Search the records below for the word "text" and show every line where it occurs.

*Supplied data*:

----------------

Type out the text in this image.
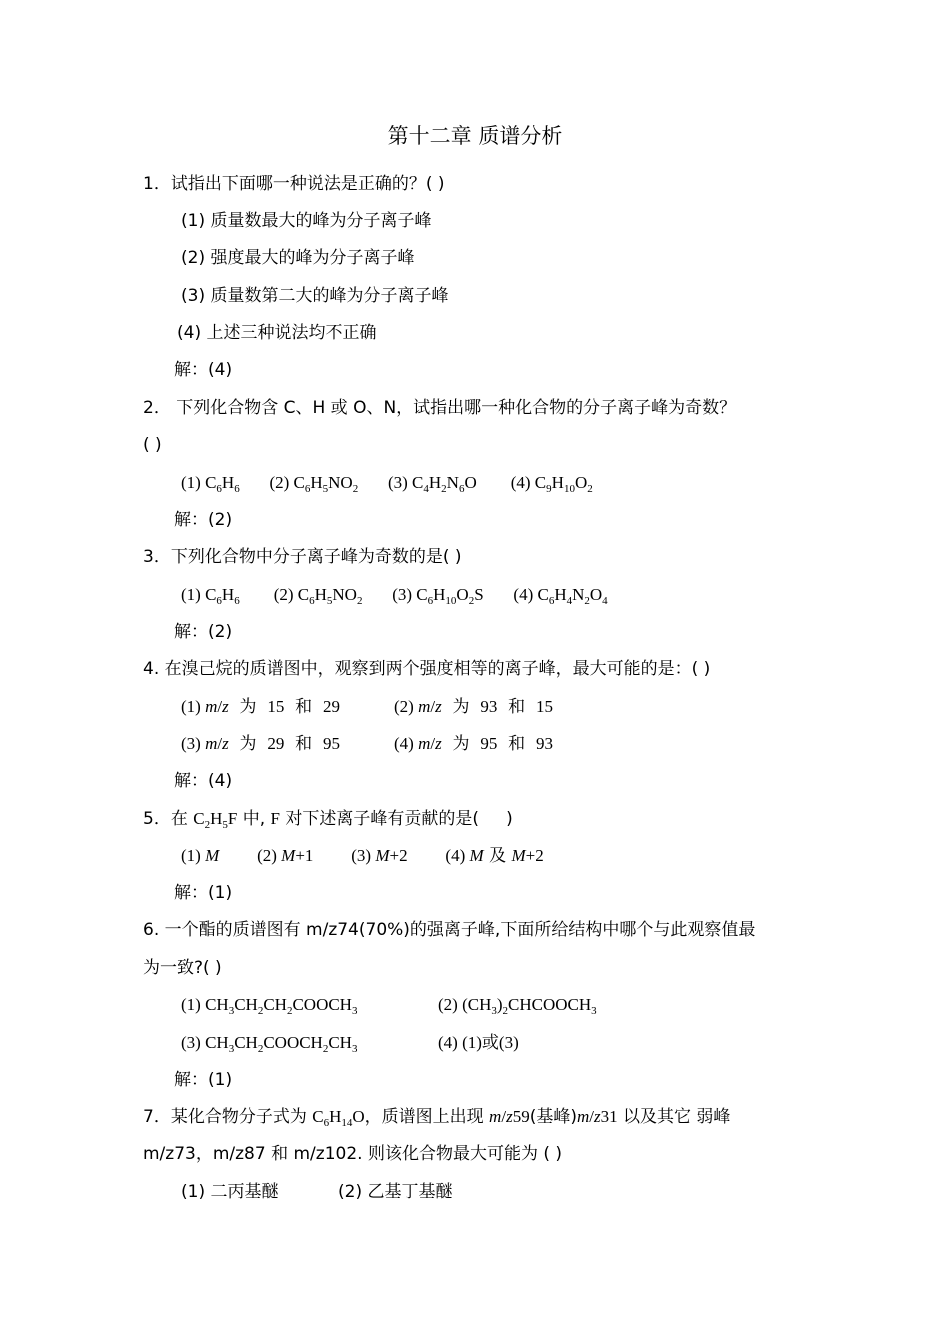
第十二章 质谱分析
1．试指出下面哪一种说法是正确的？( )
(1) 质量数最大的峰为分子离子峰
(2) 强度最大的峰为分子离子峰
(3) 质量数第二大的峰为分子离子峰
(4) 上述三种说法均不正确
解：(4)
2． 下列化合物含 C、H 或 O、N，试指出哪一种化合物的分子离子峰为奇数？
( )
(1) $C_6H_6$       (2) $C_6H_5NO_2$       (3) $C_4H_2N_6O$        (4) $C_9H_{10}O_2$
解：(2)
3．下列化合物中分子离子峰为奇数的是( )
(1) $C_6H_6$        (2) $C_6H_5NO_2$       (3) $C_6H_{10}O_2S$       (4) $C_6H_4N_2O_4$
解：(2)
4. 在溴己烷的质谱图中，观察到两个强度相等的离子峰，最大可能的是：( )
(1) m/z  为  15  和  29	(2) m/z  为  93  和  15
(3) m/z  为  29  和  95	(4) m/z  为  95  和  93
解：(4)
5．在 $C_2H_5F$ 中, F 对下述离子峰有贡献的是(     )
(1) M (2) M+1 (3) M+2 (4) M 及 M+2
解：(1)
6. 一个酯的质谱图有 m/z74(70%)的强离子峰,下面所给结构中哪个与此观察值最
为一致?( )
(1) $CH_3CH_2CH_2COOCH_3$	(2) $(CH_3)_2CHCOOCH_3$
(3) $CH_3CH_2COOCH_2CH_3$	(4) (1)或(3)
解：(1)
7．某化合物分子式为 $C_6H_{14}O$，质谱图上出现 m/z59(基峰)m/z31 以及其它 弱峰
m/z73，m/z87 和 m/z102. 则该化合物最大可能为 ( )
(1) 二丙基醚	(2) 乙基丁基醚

----------------

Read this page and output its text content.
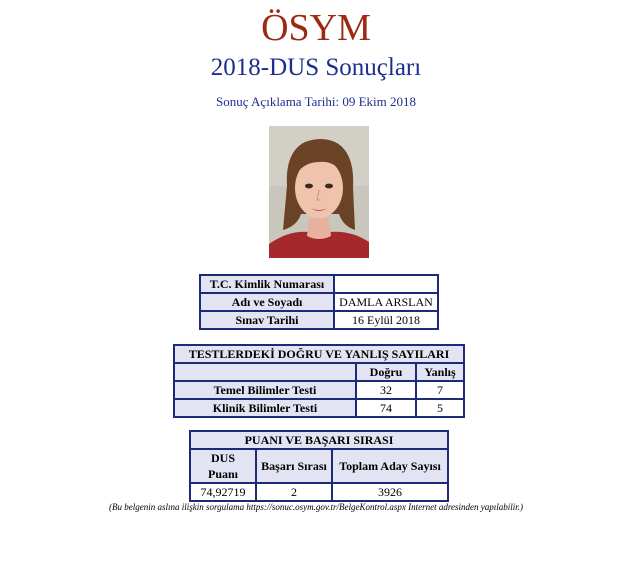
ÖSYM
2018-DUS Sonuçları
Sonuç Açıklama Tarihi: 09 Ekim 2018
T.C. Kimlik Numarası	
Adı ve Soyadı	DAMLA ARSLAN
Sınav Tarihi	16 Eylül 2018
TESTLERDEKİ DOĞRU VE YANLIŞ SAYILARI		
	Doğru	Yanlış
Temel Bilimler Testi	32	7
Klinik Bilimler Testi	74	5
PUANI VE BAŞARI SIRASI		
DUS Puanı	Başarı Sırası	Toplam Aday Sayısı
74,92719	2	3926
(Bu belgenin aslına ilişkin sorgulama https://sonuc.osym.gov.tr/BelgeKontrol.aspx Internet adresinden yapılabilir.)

----------------

*Problem solution*:
Type out the text in this image.
Read this page and output its text content.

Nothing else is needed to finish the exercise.